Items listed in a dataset
· · ·
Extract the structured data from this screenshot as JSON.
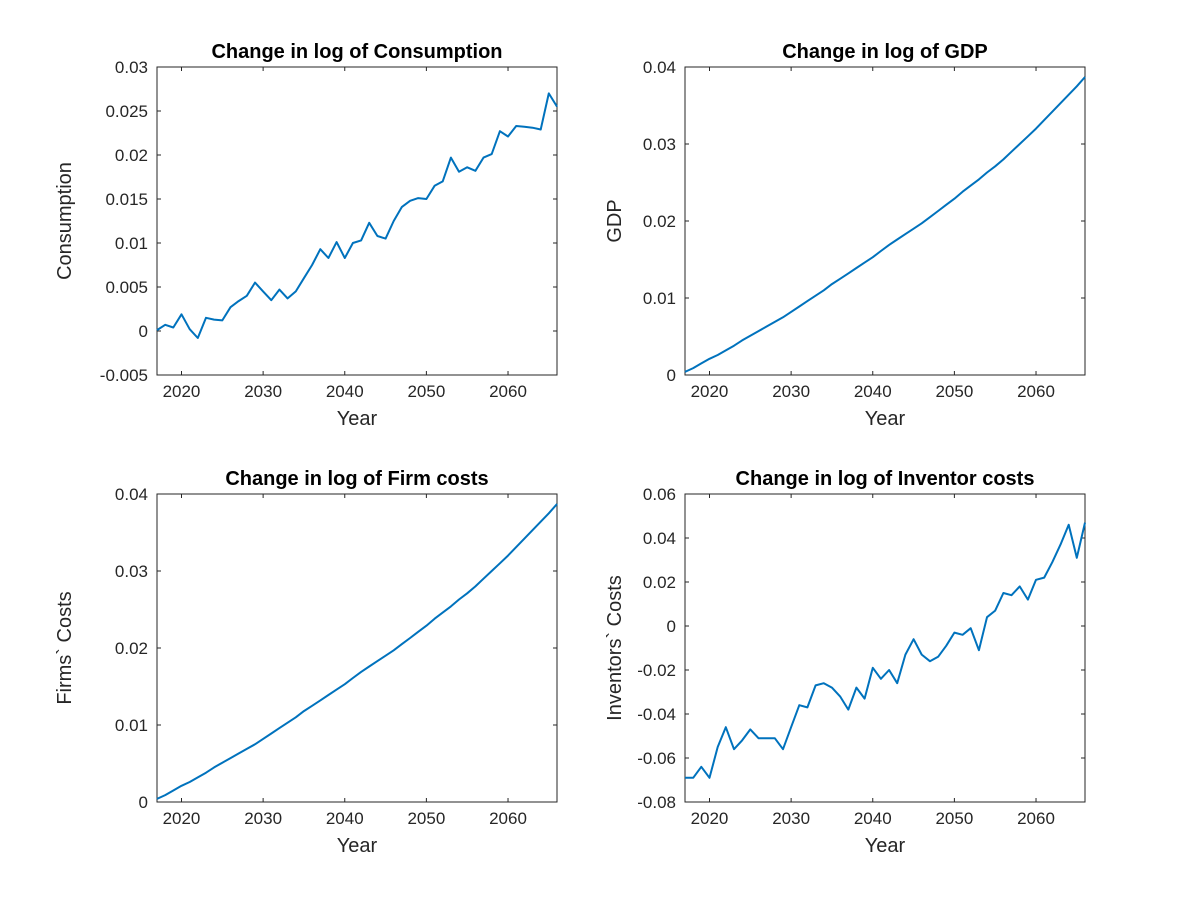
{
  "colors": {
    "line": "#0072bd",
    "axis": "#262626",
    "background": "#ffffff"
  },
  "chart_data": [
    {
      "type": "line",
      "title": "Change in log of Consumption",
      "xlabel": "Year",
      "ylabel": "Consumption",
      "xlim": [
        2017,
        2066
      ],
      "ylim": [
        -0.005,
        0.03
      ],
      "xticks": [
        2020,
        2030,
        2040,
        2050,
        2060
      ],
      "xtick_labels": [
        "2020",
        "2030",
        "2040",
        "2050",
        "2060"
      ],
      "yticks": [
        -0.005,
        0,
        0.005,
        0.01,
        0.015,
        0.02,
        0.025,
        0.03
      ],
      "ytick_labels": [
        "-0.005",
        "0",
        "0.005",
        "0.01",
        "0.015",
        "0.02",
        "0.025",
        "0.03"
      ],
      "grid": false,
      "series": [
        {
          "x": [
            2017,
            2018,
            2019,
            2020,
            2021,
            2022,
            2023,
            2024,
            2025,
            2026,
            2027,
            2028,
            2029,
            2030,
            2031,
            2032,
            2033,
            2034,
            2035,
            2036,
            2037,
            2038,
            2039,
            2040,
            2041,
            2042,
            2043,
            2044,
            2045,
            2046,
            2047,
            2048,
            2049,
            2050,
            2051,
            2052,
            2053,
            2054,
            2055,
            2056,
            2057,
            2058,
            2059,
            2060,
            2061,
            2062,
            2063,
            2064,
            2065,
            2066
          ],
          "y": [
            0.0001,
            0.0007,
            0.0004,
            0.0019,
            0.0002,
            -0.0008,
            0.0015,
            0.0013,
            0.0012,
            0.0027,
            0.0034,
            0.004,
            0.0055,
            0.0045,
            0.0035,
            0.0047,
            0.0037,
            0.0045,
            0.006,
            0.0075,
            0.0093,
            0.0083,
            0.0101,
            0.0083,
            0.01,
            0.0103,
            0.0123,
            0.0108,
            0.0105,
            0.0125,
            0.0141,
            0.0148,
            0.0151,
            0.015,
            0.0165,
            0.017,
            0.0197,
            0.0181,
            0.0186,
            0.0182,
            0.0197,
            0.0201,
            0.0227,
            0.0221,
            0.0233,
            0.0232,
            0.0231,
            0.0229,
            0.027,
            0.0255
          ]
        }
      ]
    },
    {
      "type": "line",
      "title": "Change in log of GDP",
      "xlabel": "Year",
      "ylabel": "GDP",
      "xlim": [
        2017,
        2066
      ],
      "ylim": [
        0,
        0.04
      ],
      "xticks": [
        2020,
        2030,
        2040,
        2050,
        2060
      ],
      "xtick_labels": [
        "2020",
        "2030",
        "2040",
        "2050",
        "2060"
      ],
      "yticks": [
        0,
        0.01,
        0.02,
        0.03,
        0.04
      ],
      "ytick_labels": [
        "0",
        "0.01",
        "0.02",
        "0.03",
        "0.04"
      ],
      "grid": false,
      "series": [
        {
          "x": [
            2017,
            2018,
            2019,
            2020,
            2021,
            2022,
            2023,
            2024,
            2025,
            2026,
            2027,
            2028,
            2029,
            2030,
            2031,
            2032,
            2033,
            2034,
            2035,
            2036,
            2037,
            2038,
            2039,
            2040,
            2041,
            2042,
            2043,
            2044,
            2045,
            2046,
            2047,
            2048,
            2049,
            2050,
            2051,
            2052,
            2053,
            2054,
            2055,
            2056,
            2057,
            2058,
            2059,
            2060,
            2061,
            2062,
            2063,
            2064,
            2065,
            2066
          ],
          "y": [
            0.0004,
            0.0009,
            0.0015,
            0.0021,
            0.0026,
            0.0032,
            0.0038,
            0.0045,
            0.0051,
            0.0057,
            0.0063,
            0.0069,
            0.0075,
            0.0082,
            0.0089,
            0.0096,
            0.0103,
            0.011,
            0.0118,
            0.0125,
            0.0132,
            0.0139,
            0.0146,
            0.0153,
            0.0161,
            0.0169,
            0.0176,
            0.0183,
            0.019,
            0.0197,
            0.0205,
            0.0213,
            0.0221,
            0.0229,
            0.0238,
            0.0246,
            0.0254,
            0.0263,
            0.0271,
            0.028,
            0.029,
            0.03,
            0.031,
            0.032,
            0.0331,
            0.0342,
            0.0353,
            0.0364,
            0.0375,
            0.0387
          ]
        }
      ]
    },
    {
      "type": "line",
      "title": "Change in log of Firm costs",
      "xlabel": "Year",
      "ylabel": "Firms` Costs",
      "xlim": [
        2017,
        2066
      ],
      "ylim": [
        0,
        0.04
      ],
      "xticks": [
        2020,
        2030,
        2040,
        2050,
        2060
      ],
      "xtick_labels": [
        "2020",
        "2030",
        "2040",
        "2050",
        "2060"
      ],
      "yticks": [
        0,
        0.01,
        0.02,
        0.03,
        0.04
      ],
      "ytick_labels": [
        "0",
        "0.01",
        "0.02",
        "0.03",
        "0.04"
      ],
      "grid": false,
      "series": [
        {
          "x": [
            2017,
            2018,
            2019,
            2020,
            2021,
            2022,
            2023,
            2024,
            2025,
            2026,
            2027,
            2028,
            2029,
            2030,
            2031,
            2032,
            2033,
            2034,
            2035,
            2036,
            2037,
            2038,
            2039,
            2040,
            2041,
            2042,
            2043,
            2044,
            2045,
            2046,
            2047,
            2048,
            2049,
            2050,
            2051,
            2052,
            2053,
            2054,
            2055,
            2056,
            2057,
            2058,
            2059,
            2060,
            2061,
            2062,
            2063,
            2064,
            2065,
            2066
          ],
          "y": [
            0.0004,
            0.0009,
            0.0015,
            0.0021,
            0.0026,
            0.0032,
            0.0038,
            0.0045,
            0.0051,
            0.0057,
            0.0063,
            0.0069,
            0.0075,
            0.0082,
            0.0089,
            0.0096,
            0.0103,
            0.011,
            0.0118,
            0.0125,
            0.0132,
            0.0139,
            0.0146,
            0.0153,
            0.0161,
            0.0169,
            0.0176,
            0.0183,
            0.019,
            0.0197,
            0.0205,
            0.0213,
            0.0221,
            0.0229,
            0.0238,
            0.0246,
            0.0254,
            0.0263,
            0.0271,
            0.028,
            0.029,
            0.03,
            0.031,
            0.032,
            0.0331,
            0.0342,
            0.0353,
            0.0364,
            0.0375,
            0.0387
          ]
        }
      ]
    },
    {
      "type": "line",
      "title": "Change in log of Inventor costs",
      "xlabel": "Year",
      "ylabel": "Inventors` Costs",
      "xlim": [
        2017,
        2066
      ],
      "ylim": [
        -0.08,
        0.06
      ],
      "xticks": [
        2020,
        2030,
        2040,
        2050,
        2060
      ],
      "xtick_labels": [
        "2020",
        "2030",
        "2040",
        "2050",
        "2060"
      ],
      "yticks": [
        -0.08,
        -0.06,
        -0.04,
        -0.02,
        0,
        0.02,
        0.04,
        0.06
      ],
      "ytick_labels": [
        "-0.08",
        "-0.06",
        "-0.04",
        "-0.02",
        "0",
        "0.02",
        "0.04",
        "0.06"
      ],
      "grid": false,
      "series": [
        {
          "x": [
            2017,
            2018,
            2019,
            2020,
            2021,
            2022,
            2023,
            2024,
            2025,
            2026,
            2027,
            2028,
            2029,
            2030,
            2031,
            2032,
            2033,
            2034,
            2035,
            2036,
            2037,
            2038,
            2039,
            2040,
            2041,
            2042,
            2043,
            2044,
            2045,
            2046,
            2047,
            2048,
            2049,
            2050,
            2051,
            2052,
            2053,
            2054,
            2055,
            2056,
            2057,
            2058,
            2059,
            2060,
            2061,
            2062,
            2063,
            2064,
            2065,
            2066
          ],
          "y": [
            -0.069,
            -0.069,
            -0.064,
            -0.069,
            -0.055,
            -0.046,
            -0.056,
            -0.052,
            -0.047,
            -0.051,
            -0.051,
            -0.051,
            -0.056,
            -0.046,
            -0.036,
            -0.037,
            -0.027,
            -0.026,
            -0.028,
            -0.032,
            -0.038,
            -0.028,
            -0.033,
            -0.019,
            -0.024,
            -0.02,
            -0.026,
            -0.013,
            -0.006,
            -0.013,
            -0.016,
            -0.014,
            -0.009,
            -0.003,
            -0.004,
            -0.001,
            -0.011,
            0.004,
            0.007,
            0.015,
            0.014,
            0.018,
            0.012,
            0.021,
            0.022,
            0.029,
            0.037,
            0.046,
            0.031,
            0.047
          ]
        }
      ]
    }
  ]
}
· · ·
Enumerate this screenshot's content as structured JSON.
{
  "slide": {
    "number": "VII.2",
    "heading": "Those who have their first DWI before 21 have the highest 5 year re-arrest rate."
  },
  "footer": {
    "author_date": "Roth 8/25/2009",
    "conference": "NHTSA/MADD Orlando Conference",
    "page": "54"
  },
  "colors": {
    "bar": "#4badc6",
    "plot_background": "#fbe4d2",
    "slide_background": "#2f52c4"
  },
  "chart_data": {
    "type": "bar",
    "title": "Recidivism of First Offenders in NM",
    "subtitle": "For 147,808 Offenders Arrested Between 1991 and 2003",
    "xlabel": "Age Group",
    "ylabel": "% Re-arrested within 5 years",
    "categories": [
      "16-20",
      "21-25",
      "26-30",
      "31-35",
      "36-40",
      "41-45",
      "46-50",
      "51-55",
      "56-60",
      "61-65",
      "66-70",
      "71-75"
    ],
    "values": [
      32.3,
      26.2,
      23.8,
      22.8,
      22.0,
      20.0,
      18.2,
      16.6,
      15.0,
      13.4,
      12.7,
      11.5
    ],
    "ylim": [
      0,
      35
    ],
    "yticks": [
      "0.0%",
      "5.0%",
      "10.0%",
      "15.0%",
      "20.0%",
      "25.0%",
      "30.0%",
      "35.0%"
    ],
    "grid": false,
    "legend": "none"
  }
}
· · ·
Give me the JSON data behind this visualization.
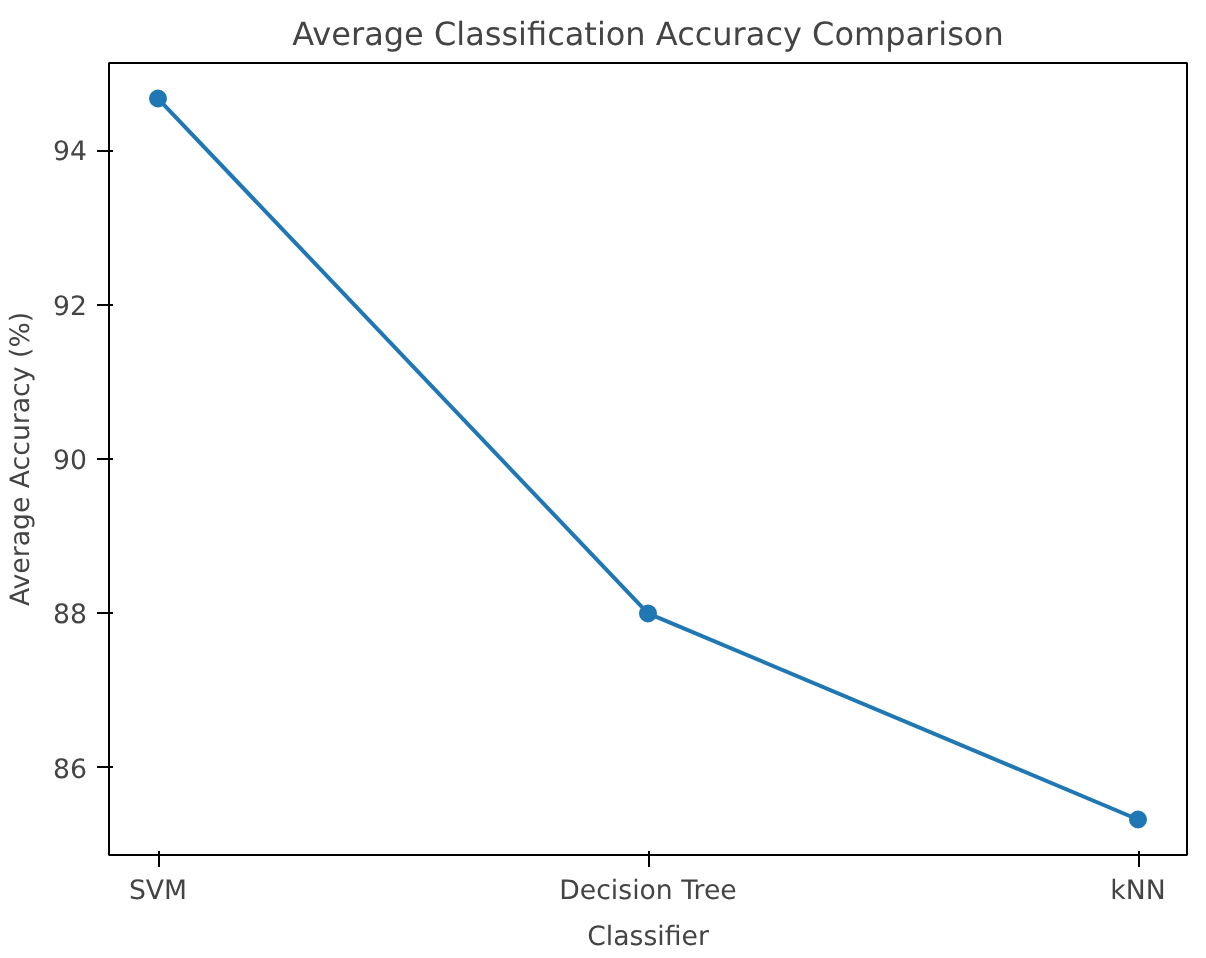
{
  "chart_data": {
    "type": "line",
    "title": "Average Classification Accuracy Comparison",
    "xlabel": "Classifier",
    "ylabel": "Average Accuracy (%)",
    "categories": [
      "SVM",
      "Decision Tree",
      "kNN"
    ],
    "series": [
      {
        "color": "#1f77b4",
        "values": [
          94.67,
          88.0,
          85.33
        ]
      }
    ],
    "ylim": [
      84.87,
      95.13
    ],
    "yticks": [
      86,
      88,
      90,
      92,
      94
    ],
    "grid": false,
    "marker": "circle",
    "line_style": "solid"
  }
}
· · ·
TO BE DONE:
Check each line of the records for the word "Average", and show the lines that contain it.

RESULT OF THE EXERCISE:
    "title": "Average Classification Accuracy Comparison",
    "ylabel": "Average Accuracy (%)",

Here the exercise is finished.